Data entries
◆ ◆ ◆

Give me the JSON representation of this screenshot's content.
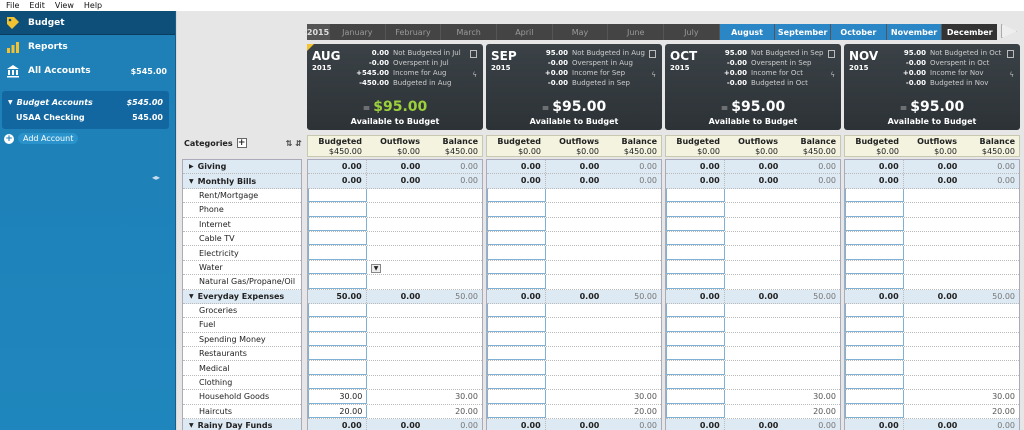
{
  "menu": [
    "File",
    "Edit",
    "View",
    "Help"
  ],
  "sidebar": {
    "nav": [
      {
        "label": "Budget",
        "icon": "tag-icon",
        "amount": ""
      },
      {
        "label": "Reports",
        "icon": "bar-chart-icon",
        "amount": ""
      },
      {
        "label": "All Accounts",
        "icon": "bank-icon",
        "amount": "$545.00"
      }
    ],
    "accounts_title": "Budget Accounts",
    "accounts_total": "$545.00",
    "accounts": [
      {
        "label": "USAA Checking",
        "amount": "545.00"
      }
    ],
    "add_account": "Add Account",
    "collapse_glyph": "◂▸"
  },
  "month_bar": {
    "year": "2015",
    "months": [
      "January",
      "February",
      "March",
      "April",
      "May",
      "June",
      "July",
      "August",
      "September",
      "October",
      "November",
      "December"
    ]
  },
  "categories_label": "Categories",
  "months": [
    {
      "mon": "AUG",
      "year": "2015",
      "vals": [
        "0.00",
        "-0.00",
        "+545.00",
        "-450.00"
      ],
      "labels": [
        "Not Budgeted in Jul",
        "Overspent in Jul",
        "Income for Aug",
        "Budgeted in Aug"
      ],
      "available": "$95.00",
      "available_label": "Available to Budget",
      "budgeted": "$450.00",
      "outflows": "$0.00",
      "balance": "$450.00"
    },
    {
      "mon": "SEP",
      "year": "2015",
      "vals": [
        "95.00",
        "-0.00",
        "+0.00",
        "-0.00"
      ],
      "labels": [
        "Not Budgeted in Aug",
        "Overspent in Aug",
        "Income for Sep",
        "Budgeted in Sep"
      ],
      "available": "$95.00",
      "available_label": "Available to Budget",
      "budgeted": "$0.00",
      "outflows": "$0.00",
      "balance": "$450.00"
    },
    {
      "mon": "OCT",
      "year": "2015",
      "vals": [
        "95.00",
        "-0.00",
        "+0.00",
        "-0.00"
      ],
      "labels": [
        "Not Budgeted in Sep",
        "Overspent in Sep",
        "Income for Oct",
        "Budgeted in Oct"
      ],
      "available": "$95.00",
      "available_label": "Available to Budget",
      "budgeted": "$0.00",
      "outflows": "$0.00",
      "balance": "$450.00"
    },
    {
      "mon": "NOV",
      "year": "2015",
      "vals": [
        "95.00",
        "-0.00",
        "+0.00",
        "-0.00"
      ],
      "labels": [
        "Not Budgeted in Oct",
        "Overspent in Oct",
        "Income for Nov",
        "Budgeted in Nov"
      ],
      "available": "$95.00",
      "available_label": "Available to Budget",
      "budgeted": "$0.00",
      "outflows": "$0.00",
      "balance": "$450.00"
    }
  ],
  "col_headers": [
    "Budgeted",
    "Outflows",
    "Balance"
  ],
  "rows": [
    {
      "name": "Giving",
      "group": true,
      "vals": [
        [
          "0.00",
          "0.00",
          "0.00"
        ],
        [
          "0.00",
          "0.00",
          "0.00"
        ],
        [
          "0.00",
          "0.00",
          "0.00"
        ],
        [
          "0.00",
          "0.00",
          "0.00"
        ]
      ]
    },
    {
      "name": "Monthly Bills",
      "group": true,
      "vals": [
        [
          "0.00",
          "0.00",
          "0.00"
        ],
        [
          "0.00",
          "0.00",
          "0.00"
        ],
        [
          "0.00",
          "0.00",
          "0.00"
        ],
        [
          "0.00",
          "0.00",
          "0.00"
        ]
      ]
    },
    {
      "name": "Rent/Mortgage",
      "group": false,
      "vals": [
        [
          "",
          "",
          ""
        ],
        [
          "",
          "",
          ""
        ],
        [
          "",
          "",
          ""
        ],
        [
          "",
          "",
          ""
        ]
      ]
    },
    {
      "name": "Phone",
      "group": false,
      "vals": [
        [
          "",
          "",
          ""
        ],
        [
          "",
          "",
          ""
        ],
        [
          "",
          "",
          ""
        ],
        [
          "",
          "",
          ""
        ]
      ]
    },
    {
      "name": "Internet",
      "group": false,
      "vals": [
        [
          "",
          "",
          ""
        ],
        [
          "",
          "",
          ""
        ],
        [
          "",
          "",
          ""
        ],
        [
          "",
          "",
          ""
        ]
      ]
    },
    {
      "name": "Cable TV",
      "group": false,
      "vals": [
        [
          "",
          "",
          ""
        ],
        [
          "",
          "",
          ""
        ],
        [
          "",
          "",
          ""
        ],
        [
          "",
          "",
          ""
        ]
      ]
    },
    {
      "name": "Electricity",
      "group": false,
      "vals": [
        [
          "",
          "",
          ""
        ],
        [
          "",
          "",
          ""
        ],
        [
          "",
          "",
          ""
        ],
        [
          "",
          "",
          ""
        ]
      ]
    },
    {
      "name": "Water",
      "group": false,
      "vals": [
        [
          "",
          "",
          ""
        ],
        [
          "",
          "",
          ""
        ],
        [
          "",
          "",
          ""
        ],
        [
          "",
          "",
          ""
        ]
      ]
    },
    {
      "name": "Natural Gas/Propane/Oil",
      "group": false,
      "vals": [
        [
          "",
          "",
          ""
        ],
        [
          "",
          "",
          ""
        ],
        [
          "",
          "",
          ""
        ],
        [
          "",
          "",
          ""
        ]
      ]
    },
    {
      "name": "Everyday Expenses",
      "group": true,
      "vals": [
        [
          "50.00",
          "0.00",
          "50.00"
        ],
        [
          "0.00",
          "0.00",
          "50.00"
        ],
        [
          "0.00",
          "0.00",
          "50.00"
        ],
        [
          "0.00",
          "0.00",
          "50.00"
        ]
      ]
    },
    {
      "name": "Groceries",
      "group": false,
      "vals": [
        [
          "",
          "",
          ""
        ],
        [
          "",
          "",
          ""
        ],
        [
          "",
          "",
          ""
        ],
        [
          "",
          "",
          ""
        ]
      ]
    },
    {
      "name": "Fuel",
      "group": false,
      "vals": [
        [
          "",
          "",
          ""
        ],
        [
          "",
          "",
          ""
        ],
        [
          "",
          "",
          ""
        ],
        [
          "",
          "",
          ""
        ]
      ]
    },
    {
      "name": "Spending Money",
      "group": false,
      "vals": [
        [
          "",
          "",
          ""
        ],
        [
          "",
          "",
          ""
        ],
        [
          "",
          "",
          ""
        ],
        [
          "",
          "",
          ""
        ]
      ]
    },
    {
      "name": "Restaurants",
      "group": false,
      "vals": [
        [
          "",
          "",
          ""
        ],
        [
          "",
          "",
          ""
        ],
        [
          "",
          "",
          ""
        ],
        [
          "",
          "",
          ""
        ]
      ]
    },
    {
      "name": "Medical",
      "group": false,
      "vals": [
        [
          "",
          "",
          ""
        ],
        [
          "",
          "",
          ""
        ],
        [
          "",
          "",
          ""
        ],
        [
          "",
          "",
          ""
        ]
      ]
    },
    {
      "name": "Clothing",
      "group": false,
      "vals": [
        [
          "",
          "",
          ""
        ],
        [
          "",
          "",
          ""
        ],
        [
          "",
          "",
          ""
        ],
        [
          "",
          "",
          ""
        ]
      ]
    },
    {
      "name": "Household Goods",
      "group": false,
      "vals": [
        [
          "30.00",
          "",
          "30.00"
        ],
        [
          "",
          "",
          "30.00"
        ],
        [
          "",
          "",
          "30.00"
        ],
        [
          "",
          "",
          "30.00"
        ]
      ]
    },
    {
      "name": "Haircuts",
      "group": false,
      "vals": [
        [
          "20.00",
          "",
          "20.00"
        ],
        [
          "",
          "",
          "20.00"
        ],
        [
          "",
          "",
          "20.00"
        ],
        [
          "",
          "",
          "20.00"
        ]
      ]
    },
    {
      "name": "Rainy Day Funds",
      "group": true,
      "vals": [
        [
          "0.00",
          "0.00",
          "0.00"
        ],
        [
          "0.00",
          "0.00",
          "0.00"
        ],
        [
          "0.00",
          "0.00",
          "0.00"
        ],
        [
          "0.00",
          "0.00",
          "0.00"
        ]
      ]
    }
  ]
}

◆ ◆ ◆

Exercise task
Which lines hold the word "amount"? Copy every one of them.

Task answer
        "amount": ""
        "amount": ""
        "amount": "$545.00"
        "amount": "545.00"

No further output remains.